## QUOTED PASSAGE
::::

Cash Flow Problems and Resource Intermingling: Do They Affect Small Business Recovery and Resilience in the Wake of a Natural Disaster?

October 7, 2020

PAER-2020-11

Authors: Renee Wiatt, Family Business Management Specialist; Yoon Lee, Professor, Utah State University; Maria Marshall, Jim and Lois Ackerman Endowed Professor in Agricultural Economics, Director of Purdue Institute for Family Business; and Virginia S. Zuiker, Associate Professor, University of Minnesota

In small and family businesses, the family system and the business system often overlap and share resources, such as time and money. When there is a business or family disruption, it would seem logical and obvious to look to the other system for resources, such as money. Financial intermingling can expose the family or the business to vulnerabilities. Disruptions such as a natural disaster or a recession would pose greater threats to businesses who were already experiencing cash flow problems. We examined cash flow problems and financial intermingling between family and business following a natural disaster. The goal of this study was to determine what effects, if any, cash flow problems and financial intermingling have on business recovery and resilience following a natural disaster.

::::

## EXTRACTED ENTRIES
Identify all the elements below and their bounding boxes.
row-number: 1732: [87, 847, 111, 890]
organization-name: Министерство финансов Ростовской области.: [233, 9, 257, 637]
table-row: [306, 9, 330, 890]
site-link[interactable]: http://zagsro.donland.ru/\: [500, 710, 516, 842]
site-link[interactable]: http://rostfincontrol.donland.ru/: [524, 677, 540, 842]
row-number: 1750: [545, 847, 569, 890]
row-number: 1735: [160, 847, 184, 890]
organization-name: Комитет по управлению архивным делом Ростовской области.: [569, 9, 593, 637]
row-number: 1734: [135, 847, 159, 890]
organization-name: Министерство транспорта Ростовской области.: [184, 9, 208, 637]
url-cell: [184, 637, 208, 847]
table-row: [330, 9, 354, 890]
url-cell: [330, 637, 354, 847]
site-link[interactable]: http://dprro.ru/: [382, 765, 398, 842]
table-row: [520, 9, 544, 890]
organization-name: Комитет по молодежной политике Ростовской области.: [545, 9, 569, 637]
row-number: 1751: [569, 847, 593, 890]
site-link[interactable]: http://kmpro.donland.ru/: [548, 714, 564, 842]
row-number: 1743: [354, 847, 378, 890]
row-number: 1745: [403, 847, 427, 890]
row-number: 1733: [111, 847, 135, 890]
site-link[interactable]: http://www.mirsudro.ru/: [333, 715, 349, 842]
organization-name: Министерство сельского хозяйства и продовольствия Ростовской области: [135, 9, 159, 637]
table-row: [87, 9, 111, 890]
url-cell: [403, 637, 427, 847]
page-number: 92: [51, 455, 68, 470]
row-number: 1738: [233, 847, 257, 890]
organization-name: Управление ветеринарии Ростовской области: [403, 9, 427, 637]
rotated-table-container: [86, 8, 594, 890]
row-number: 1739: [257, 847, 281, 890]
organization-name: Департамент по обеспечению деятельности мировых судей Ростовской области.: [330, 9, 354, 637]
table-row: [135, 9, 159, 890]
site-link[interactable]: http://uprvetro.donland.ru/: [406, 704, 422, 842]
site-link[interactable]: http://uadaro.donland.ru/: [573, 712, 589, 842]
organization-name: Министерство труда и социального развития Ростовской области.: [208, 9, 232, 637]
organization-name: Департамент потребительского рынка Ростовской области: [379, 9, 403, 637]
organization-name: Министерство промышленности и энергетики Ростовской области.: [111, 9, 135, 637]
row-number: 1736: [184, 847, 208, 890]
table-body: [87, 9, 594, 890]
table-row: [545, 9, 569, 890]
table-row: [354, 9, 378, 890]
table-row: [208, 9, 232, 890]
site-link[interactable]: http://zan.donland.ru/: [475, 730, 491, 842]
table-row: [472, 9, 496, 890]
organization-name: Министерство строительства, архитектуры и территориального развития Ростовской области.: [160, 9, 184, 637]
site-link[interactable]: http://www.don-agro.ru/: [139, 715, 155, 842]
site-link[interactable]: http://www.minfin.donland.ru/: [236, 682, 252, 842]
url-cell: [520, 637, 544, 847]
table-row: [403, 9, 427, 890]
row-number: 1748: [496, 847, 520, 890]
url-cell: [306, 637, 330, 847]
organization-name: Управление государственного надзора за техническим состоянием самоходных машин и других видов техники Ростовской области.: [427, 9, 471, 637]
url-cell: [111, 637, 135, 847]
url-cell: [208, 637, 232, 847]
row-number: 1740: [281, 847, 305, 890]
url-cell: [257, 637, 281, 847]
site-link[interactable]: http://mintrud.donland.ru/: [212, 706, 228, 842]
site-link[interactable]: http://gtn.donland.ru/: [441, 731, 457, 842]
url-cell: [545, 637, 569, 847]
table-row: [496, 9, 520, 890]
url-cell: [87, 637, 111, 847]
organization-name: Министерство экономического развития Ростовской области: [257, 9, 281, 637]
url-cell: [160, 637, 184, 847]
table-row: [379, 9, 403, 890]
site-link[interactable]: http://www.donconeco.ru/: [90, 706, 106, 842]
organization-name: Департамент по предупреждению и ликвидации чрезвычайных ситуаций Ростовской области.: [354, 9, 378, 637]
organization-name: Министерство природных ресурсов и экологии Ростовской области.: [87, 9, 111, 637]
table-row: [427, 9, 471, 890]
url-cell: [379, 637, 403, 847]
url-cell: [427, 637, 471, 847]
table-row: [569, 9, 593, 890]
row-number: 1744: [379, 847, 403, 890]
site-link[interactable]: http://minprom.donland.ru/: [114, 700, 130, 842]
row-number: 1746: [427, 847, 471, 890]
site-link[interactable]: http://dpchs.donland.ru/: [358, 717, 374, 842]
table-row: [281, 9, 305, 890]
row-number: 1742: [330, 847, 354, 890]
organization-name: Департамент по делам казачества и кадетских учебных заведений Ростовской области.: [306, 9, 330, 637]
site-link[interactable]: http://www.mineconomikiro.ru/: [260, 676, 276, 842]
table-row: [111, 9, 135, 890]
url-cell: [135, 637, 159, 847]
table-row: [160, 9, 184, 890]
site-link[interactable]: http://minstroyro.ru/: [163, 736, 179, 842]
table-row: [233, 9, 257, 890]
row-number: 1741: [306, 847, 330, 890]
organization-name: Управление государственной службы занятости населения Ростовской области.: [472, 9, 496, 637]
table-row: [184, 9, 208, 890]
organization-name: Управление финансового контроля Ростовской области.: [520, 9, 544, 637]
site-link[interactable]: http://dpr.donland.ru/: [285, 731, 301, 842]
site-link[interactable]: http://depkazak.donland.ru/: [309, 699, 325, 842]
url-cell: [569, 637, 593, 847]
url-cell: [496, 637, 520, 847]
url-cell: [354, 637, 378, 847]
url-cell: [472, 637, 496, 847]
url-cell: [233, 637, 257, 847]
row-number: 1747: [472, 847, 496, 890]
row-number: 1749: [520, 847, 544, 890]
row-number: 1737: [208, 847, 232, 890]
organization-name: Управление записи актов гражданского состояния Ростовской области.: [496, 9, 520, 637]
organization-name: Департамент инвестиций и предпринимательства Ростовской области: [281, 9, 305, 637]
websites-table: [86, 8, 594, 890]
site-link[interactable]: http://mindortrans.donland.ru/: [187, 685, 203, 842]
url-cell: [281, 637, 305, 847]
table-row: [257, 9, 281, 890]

::::

## ABOUT THIS TASK
In the article on cash flow problems and natural disasters, what two resources are given as examples of what family and business systems often share?

## EXERCISE OUTPUT
Time and money.